start Article

Within these computerized experiments, analysts are able to pull the levers and dials and examine possible outcomes.
Clearly, there are a multiplicity of possible outcomes in any complex adaptive system, Arthur asserted, but it is not clear how to relate these outcomes to public policy. Small events can drive a system into a cycle of activity. Within these cycles of activity, there may be timing windows when new paths of action are possible. In other cases where the system is locked-in, policymakers may attempt to solve a problem, but no change may be possible. Arthur likened the problem to water streaming into a rugged landscape. At different times one could imagine tilting the system to achieve desired outcomes. When the water has settled into valleys, little change may be possible.
The science of complexity can offer insight into the old notions of industrial policy versus a laissez-faire attitude towards the economy. In some cases where a timing window may open, a light touch at the right time nudging technology development, dissemination, or implementation towards a preferred outcome may have a significant impact. Moreover, it is important for policymakers to note that, because of the phenomenon of lock-in and positive feedbacks, the economy may not be in the best of all possible worlds. This opens a role for policy to help achieve better outcomes.

end Article

Instruction 1>
Answer these questions using the passage on complexity and economic policy.
(a) To what did Arthur liken the problem of relating outcomes to public policy?
(b) What may happen when policymakers attempt to solve a problem in a system that is locked-in?
(c) Because of what phenomena may the economy not be in the best of all possible worlds?
Instruction 2> Carry on the passage on complexity and economic policy from its final sentence.

start Material provided

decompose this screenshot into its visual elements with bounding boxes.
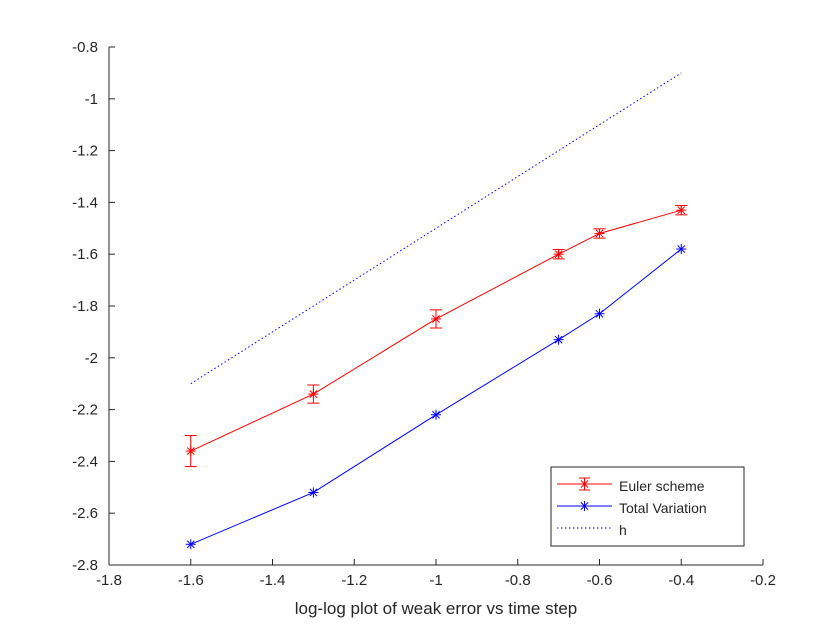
y-tick-label: -2.6 [72, 505, 98, 522]
x-tick-label: -0.2 [750, 572, 776, 589]
x-tick-label: -1.6 [178, 572, 204, 589]
legend-marker-euler-scheme [579, 479, 590, 489]
legend-item-h: h [557, 522, 627, 538]
y-tick-label: -2 [85, 350, 98, 367]
y-tick-label: -1 [85, 91, 98, 108]
y-tick-label: -0.8 [72, 39, 98, 56]
data-point-euler-scheme [676, 205, 687, 216]
legend: Euler scheme Total Variation h [550, 466, 745, 547]
series-layer [184, 72, 688, 550]
series-h [190, 72, 682, 385]
data-point-euler-scheme [553, 249, 564, 260]
x-tick-label: -0.4 [668, 572, 694, 589]
series-line-h [190, 72, 682, 385]
data-point-euler-scheme [185, 446, 196, 457]
series-total-variation [185, 244, 687, 550]
y-axis-ticks: -2.8 -2.6 -2.4 -2.2 -2 -1.8 -1.6 -1.4 -1.2 -1 -0.8 [72, 39, 115, 574]
legend-label-total-variation: Total Variation [619, 500, 707, 516]
series-line-euler-scheme [190, 209, 682, 452]
data-point-total-variation [594, 308, 605, 319]
series-line-total-variation [190, 248, 682, 545]
y-tick-label: -1.8 [72, 298, 98, 315]
x-tick-label: -0.8 [505, 572, 531, 589]
data-point-euler-scheme [308, 389, 319, 400]
data-point-total-variation [308, 487, 319, 498]
legend-label-h: h [619, 522, 627, 538]
x-tick-label: -1.4 [260, 572, 286, 589]
y-tick-label: -2.8 [72, 557, 98, 574]
data-point-total-variation [553, 334, 564, 345]
y-tick-label: -1.6 [72, 246, 98, 263]
data-point-euler-scheme [431, 313, 441, 324]
x-axis-ticks: -1.8 -1.6 -1.4 -1.2 -1 -0.8 -0.6 -0.4 -0.2 [96, 559, 776, 589]
x-tick-label: -1 [429, 572, 442, 589]
x-axis-label: log-log plot of weak error vs time step [295, 599, 578, 618]
legend-item-total-variation: Total Variation [557, 500, 707, 516]
x-tick-label: -0.6 [587, 572, 613, 589]
data-point-euler-scheme [594, 228, 605, 239]
data-point-total-variation [185, 539, 196, 550]
legend-marker-total-variation [579, 501, 590, 511]
series-euler-scheme [184, 205, 688, 468]
y-tick-label: -1.2 [72, 143, 98, 160]
y-tick-label: -1.4 [72, 194, 98, 211]
data-point-total-variation [676, 244, 687, 255]
y-tick-label: -2.4 [72, 453, 98, 470]
x-tick-label: -1.2 [341, 572, 367, 589]
x-tick-label: -1.8 [96, 572, 122, 589]
y-tick-label: -2.2 [72, 402, 98, 419]
legend-label-euler-scheme: Euler scheme [619, 478, 705, 494]
data-point-total-variation [431, 409, 441, 420]
legend-item-euler-scheme: Euler scheme [557, 477, 705, 494]
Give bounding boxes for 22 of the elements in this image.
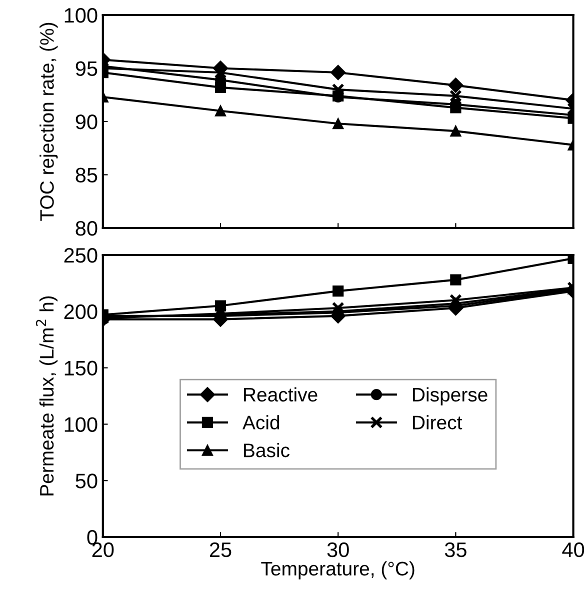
y-tick-label: 85: [76, 168, 98, 183]
x-tick-label: 35: [444, 542, 466, 558]
y-tick-label: 150: [64, 360, 98, 376]
legend-label: Acid: [242, 415, 280, 430]
y-axis-title: Permeate flux, (L/m$^{2}$ h): [36, 296, 58, 496]
y-tick-label: 90: [76, 114, 98, 130]
legend-label: Reactive: [244, 387, 318, 402]
y-tick-label: 50: [76, 474, 98, 488]
y-tick-label: 100: [64, 417, 98, 432]
legend-label: Direct: [413, 415, 462, 430]
x-tick-label: 40: [562, 542, 584, 558]
y-tick-label: 200: [64, 304, 98, 320]
y-axis-title: TOC rejection rate, (%): [40, 22, 58, 221]
legend-label: Basic: [244, 442, 290, 458]
x-axis-title: Temperature, (°C): [261, 561, 414, 580]
y-tick-label: 250: [64, 248, 98, 263]
y-tick-label: 95: [76, 61, 98, 76]
legend-label: Disperse: [413, 387, 488, 406]
y-tick-label: 80: [76, 221, 98, 236]
x-tick-label: 30: [327, 542, 349, 558]
x-tick-label: 25: [210, 542, 232, 558]
y-tick-label: 100: [64, 8, 98, 23]
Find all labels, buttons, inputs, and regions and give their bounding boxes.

end Material provided

Result 1>
(a) Water streaming into a rugged landscape.
(b) No change may be possible.
(c) Lock-in and positive feedbacks.</t1>

Result 2>
In addition, the science of complexity emphasizes the importance of history as determining paths a system might take in the future. The economy is much more path dependent and history dependent than earlier economists thought, Arthur said.
The changes wrought by the science of complexity is sweeping through macroeconomics. Its impact is most notable in the studies conducted on the role of expectations in interest rate fluctuation by Tom Sergeant and others. Paul Romer has done important work using complexity theory to examine the sources of economic growth, showing that growth leads to growth as an economy builds knowledge and invests in fixed costs. Paul Krugman has made excellent contributions in trade theory. In addition, antitrust theory is coming under new scrutiny with the findings of complexity theory. Antitrust policy was developed for diminishing returns industries, Arthur said. Firms that operate under the rules of increasing returns would have very different trust relationships. Antitrust theory must take this into account.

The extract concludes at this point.